**PROBLEMS TO SOLVE:**
1 - Return the part of the relocation excerpt starting at "[14] The Relocation" and ending at "or grandparent visitation.".
2 - Summarize the relocation excerpt in two sentences.

I. Consideration of Relocation Factors
[13] Generally, Indiana Code section 31-17-2.2-1 (“the Relocation Statute”) requires a relocating party to provide notice to the non-relocating party of certain information relevant to the relocation prior to the relocation. See I.C. § 31-17-2.2-3. In response to the notice, the non-relocating party, in addition to a request to restrain the relocation of a child, may request modification of the current order of custody, parenting time, and child support. See I.C. § 31-17-2.2-5. A relocating party is exempt from filing a notice of intent to relocate if the relocation does not result in an increase of more than twenty miles between the relocating party and non-relocating party's residences and will allow the child to remain enrolled in the child's current school. I.C. § 31-17-2.2-1(b)(2)(B). Father does not challenge the trial court's finding that Mother was exempt from providing Father notice of her intent to relocate or the denial of Father's request to enjoin or restrain the Child from relocating with Mother. Father only appeals the trial court's denial of his request to modify custody, parenting time, and child support because of the relocation.
[14] The Relocation Statute provides that “[t]he court's authority to modify a custody order, parenting time order, grandparent visitation order, or child support order is not affected by the fact that a relocating individual is exempt from the requirement to file a notice of relocation by subsection (b).” I.C. § 31-17-2.2-1(c). Therefore, Father's Petition was properly before the trial court for consideration. Next, the Relocation Statute provides that a trial court shall take into account the following factors determining whether to modify custody, parenting time, or support due to a child's relocation:
(1) The distance involved in the proposed change of residence.
(2) The hardship and expense involved for the nonrelocating individual to exercise parenting time or grandparent visitation.
(3) The feasibility of preserving the relationship between the nonrelocating individual and the child through suitable parenting time and grandparent visitation arrangements, including consideration of the financial circumstances of the parties.
(4) Whether there is an established pattern of conduct by the relocating individual, including actions by the relocating individual to either promote or thwart a nonrelocating individual's contact with the child.
(5) The reasons provided by the:
(A) relocating individual for seeking relocation; and
(B) nonrelocating parent for opposing the relocation of the child.
(6) Other factors affecting the best interest of the child.
I.C.§ 31-17-2.2-1(c) (“the Relocation Factors”).
[15] Father argues that the trial court erred because it failed to consider the Relocation Factors in evaluating the Petition. Specifically, Father argues that the trial court failed to consider: (1) the hardship and expense involved for Father to exercise parenting time with the Child (“the Parenting Time Factor”); (2) the feasibility of preserving Father and the Child's relationship through suitable parenting time (“the Relationship Factor”); and (3) Mother's established patterns of conduct to facilitate or thwart Father and the Child's relationship (“the Conduct Factor”).

**INFORMATION PROVIDED:**

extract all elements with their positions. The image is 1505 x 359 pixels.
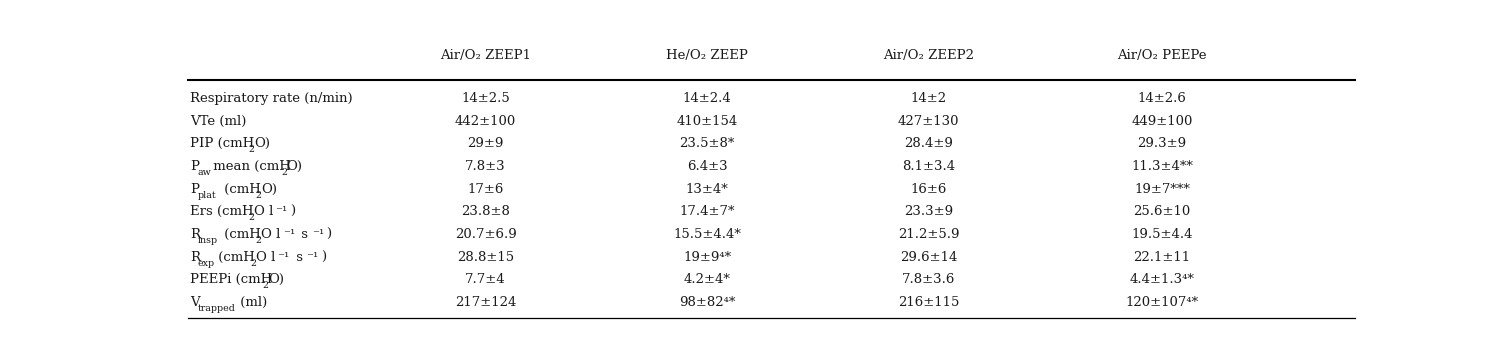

**COMPLETE ANSWERS:**
1 -
[14] The Relocation Statute provides that “[t]he court's authority to modify a custody order, parenting time order, grandparent visitation order, or child support order is not affected by the fact that a relocating individual is exempt from the requirement to file a notice of relocation by subsection (b).” I.C. § 31-17-2.2-1(c). Therefore, Father's Petition was properly before the trial court for consideration. Next, the Relocation Statute provides that a trial court shall take into account the following factors determining whether to modify custody, parenting time, or support due to a child's relocation:
(1) The distance involved in the proposed change of residence.
(2) The hardship and expense involved for the nonrelocating individual to exercise parenting time or grandparent visitation.

2 - Indiana's Relocation Statute requires a relocating party to notify the non-relocating party and exempts certain short moves from that requirement, but a court's authority to modify custody, parenting time, or child support is not affected by the exemption, and the court must weigh listed Relocation Factors in deciding whether to modify. Father, who appeals only the denial of his request to modify custody, parenting time, and child support, argues that the trial court failed to consider the hardship and expense of his parenting time, the feasibility of preserving his relationship with the Child, and Mother's established patterns of conduct.